Quote every line as given.

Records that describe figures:
_ _ _ _ _

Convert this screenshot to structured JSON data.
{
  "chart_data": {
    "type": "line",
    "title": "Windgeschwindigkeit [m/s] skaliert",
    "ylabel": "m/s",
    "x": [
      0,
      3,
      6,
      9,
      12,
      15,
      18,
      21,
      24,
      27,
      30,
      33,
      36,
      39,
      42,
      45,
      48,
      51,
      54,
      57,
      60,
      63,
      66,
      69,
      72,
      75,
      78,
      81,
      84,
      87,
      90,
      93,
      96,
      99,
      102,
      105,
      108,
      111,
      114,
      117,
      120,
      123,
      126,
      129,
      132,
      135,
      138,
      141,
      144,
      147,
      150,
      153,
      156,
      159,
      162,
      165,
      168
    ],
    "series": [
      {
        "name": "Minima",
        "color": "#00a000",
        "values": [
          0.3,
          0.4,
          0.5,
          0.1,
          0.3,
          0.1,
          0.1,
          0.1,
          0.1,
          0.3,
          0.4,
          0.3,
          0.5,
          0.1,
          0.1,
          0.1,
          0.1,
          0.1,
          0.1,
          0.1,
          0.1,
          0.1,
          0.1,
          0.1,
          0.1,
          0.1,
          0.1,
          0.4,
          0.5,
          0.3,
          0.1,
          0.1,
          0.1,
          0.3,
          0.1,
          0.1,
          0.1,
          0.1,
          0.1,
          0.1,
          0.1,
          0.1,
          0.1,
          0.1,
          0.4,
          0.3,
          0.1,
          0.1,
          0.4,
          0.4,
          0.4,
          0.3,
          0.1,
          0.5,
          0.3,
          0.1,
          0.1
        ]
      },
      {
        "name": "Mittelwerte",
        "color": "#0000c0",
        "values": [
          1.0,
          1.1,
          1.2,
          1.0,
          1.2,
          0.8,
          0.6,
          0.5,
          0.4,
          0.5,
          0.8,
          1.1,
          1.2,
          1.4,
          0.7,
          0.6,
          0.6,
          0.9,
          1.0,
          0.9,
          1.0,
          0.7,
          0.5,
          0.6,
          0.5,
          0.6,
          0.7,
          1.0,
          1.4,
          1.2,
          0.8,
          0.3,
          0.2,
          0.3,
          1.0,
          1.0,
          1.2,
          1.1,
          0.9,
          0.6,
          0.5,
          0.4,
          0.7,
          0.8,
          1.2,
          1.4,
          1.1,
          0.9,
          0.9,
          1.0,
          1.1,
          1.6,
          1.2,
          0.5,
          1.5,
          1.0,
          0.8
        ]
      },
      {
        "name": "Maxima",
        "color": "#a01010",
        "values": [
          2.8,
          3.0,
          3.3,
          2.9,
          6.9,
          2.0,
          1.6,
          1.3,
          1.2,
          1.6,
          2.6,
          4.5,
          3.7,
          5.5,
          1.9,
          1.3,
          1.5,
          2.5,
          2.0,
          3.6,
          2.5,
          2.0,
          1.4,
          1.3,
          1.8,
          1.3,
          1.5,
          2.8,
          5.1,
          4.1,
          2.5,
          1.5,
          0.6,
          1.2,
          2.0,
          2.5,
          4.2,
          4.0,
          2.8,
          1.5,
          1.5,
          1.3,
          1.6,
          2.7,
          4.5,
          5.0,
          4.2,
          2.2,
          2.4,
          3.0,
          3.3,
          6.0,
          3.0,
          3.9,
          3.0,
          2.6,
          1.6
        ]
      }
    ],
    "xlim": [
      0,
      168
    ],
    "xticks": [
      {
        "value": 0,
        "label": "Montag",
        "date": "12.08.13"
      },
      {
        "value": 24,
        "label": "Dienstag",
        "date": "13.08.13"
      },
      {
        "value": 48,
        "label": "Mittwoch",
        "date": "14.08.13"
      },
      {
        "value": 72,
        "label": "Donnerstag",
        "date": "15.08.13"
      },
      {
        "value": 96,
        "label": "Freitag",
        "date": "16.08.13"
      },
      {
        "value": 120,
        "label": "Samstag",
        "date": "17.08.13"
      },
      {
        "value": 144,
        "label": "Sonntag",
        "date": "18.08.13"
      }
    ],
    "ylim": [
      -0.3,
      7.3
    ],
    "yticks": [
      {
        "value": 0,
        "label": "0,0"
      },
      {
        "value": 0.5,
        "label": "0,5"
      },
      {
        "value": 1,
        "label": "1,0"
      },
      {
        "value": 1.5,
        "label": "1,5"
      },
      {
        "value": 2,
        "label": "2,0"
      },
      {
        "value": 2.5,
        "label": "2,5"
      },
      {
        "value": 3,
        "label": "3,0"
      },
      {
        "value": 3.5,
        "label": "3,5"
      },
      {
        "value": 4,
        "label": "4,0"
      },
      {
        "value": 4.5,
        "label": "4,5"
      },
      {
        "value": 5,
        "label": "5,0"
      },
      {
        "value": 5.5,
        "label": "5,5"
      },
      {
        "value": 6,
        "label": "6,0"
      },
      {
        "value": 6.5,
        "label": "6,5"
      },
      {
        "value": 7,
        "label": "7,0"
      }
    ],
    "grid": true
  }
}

_ _ _ _ _

▸ **Answer for this exercise**:
Convert this screenshot to structured JSON data.
{
  "chart_data": {
    "type": "line",
    "title": "Windgeschwindigkeit [m/s] skaliert",
    "ylabel": "m/s",
    "x": [
      0,
      3,
      6,
      9,
      12,
      15,
      18,
      21,
      24,
      27,
      30,
      33,
      36,
      39,
      42,
      45,
      48,
      51,
      54,
      57,
      60,
      63,
      66,
      69,
      72,
      75,
      78,
      81,
      84,
      87,
      90,
      93,
      96,
      99,
      102,
      105,
      108,
      111,
      114,
      117,
      120,
      123,
      126,
      129,
      132,
      135,
      138,
      141,
      144,
      147,
      150,
      153,
      156,
      159,
      162,
      165,
      168
    ],
    "series": [
      {
        "name": "Minima",
        "color": "#00a000",
        "values": [
          0.3,
          0.4,
          0.5,
          0.1,
          0.3,
          0.1,
          0.1,
          0.1,
          0.1,
          0.3,
          0.4,
          0.3,
          0.5,
          0.1,
          0.1,
          0.1,
          0.1,
          0.1,
          0.1,
          0.1,
          0.1,
          0.1,
          0.1,
          0.1,
          0.1,
          0.1,
          0.1,
          0.4,
          0.5,
          0.3,
          0.1,
          0.1,
          0.1,
          0.3,
          0.1,
          0.1,
          0.1,
          0.1,
          0.1,
          0.1,
          0.1,
          0.1,
          0.1,
          0.1,
          0.4,
          0.3,
          0.1,
          0.1,
          0.4,
          0.4,
          0.4,
          0.3,
          0.1,
          0.5,
          0.3,
          0.1,
          0.1
        ]
      },
      {
        "name": "Mittelwerte",
        "color": "#0000c0",
        "values": [
          1.0,
          1.1,
          1.2,
          1.0,
          1.2,
          0.8,
          0.6,
          0.5,
          0.4,
          0.5,
          0.8,
          1.1,
          1.2,
          1.4,
          0.7,
          0.6,
          0.6,
          0.9,
          1.0,
          0.9,
          1.0,
          0.7,
          0.5,
          0.6,
          0.5,
          0.6,
          0.7,
          1.0,
          1.4,
          1.2,
          0.8,
          0.3,
          0.2,
          0.3,
          1.0,
          1.0,
          1.2,
          1.1,
          0.9,
          0.6,
          0.5,
          0.4,
          0.7,
          0.8,
          1.2,
          1.4,
          1.1,
          0.9,
          0.9,
          1.0,
          1.1,
          1.6,
          1.2,
          0.5,
          1.5,
          1.0,
          0.8
        ]
      },
      {
        "name": "Maxima",
        "color": "#a01010",
        "values": [
          2.8,
          3.0,
          3.3,
          2.9,
          6.9,
          2.0,
          1.6,
          1.3,
          1.2,
          1.6,
          2.6,
          4.5,
          3.7,
          5.5,
          1.9,
          1.3,
          1.5,
          2.5,
          2.0,
          3.6,
          2.5,
          2.0,
          1.4,
          1.3,
          1.8,
          1.3,
          1.5,
          2.8,
          5.1,
          4.1,
          2.5,
          1.5,
          0.6,
          1.2,
          2.0,
          2.5,
          4.2,
          4.0,
          2.8,
          1.5,
          1.5,
          1.3,
          1.6,
          2.7,
          4.5,
          5.0,
          4.2,
          2.2,
          2.4,
          3.0,
          3.3,
          6.0,
          3.0,
          3.9,
          3.0,
          2.6,
          1.6
        ]
      }
    ],
    "xlim": [
      0,
      168
    ],
    "xticks": [
      {
        "value": 0,
        "label": "Montag",
        "date": "12.08.13"
      },
      {
        "value": 24,
        "label": "Dienstag",
        "date": "13.08.13"
      },
      {
        "value": 48,
        "label": "Mittwoch",
        "date": "14.08.13"
      },
      {
        "value": 72,
        "label": "Donnerstag",
        "date": "15.08.13"
      },
      {
        "value": 96,
        "label": "Freitag",
        "date": "16.08.13"
      },
      {
        "value": 120,
        "label": "Samstag",
        "date": "17.08.13"
      },
      {
        "value": 144,
        "label": "Sonntag",
        "date": "18.08.13"
      }
    ],
    "ylim": [
      -0.3,
      7.3
    ],
    "yticks": [
      {
        "value": 0,
        "label": "0,0"
      },
      {
        "value": 0.5,
        "label": "0,5"
      },
      {
        "value": 1,
        "label": "1,0"
      },
      {
        "value": 1.5,
        "label": "1,5"
      },
      {
        "value": 2,
        "label": "2,0"
      },
      {
        "value": 2.5,
        "label": "2,5"
      },
      {
        "value": 3,
        "label": "3,0"
      },
      {
        "value": 3.5,
        "label": "3,5"
      },
      {
        "value": 4,
        "label": "4,0"
      },
      {
        "value": 4.5,
        "label": "4,5"
      },
      {
        "value": 5,
        "label": "5,0"
      },
      {
        "value": 5.5,
        "label": "5,5"
      },
      {
        "value": 6,
        "label": "6,0"
      },
      {
        "value": 6.5,
        "label": "6,5"
      },
      {
        "value": 7,
        "label": "7,0"
      }
    ],
    "grid": true
  }
}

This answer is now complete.